> WHAT IS BEING ASKED
Quote every line as written. Omit pictures.

(Collection entries)
****************************************
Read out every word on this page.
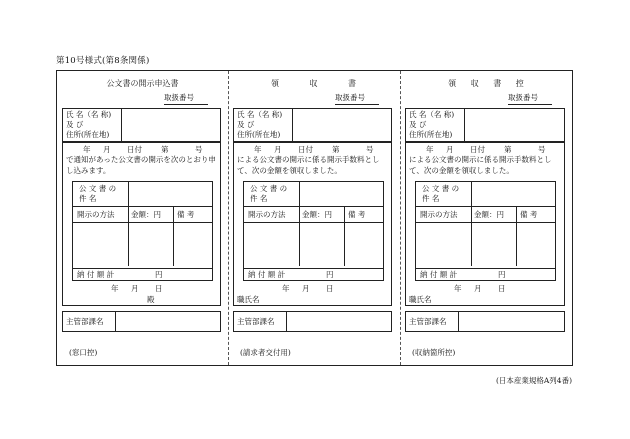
第10号様式(第8条関係)
公文書の開示申込書
取扱番号
氏 名（名 称)
及 び
住所(所在地)
年 月 日付	第	号
で通知があった公文書の開示を次のとおり申し込みます。
公 文 書 の
件 名
開示の方法 金額：円 備 考
納 付 額 計	円
年 月 日
殿
主管部課名
(窓口控)
領 収 書
取扱番号
氏 名（名 称)
及 び
住所(所在地)
年 月 日付	第	号
による公文書の開示に係る開示手数料として、次の金額を領収しました。
公 文 書 の
件 名
開示の方法 金額：円 備 考
納 付 額 計	円
年 月 日
職氏名
主管部課名
(請求者交付用)
領 収 書 控
取扱番号
氏 名（名 称)
及 び
住所(所在地)
年 月 日付	第	号
による公文書の開示に係る開示手数料として、次の金額を領収しました。
公 文 書 の
件 名
開示の方法 金額：円 備 考
納 付 額 計	円
年 月 日
職氏名
主管部課名
(収納箇所控)
(日本産業規格A列4番)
****************************************
> THE RESULT
Read out every word on this page.
第10号様式(第8条関係)
公文書の開示申込書
取扱番号
氏 名（名 称)
及 び
住所(所在地)
年 月 日付	第	号
で通知があった公文書の開示を次のとおり申し込みます。
公 文 書 の
件 名
開示の方法 金額：円 備 考
納 付 額 計	円
年 月 日
殿
主管部課名
(窓口控)
領 収 書
取扱番号
氏 名（名 称)
及 び
住所(所在地)
年 月 日付	第	号
による公文書の開示に係る開示手数料として、次の金額を領収しました。
公 文 書 の
件 名
開示の方法 金額：円 備 考
納 付 額 計	円
年 月 日
職氏名
主管部課名
(請求者交付用)
領 収 書 控
取扱番号
氏 名（名 称)
及 び
住所(所在地)
年 月 日付	第	号
による公文書の開示に係る開示手数料として、次の金額を領収しました。
公 文 書 の
件 名
開示の方法 金額：円 備 考
納 付 額 計	円
年 月 日
職氏名
主管部課名
(収納箇所控)
(日本産業規格A列4番)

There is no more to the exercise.